→ **Task requirements**
Among the records below, find the lines with the word "México" and copy them.

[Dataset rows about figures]
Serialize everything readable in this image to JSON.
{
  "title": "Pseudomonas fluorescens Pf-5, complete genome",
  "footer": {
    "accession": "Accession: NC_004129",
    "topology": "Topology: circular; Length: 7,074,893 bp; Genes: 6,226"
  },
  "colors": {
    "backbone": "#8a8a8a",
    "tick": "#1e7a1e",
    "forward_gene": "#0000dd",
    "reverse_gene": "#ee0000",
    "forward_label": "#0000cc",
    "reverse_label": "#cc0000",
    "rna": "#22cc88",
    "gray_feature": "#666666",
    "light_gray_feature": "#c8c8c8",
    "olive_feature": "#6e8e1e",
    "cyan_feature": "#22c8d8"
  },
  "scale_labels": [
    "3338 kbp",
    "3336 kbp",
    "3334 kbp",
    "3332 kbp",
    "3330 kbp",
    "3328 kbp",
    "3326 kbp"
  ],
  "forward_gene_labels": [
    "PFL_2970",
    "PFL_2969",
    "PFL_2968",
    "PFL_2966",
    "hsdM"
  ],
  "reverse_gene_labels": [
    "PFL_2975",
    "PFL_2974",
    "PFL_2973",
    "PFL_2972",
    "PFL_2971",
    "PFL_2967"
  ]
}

...

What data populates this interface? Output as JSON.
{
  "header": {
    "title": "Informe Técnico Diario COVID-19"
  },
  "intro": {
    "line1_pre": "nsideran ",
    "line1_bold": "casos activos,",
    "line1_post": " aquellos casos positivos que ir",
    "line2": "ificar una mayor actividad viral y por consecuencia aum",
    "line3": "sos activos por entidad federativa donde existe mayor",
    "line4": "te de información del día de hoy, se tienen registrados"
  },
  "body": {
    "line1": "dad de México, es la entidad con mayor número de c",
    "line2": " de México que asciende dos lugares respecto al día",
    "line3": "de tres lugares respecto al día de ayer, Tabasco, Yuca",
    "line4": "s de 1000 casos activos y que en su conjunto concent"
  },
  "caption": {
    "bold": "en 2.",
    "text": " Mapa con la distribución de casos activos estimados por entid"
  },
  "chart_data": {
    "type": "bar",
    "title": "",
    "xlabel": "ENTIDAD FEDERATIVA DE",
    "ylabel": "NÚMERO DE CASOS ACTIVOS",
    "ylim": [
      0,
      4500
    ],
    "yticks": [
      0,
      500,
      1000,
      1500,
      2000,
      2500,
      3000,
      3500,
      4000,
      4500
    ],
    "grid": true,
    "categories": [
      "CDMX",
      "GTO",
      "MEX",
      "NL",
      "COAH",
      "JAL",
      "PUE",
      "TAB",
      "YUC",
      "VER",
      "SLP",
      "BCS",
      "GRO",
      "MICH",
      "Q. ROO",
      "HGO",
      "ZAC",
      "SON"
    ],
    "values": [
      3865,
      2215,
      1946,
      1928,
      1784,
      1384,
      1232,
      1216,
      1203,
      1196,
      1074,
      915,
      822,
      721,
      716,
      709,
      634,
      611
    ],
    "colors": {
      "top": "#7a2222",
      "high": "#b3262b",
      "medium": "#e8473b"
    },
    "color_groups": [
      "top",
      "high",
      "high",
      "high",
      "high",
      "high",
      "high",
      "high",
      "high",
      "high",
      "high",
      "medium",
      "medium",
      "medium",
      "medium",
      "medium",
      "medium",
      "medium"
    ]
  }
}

→ **Written response**
    "line1": "dad de México, es la entidad con mayor número de c",
    "line2": " de México que asciende dos lugares respecto al día",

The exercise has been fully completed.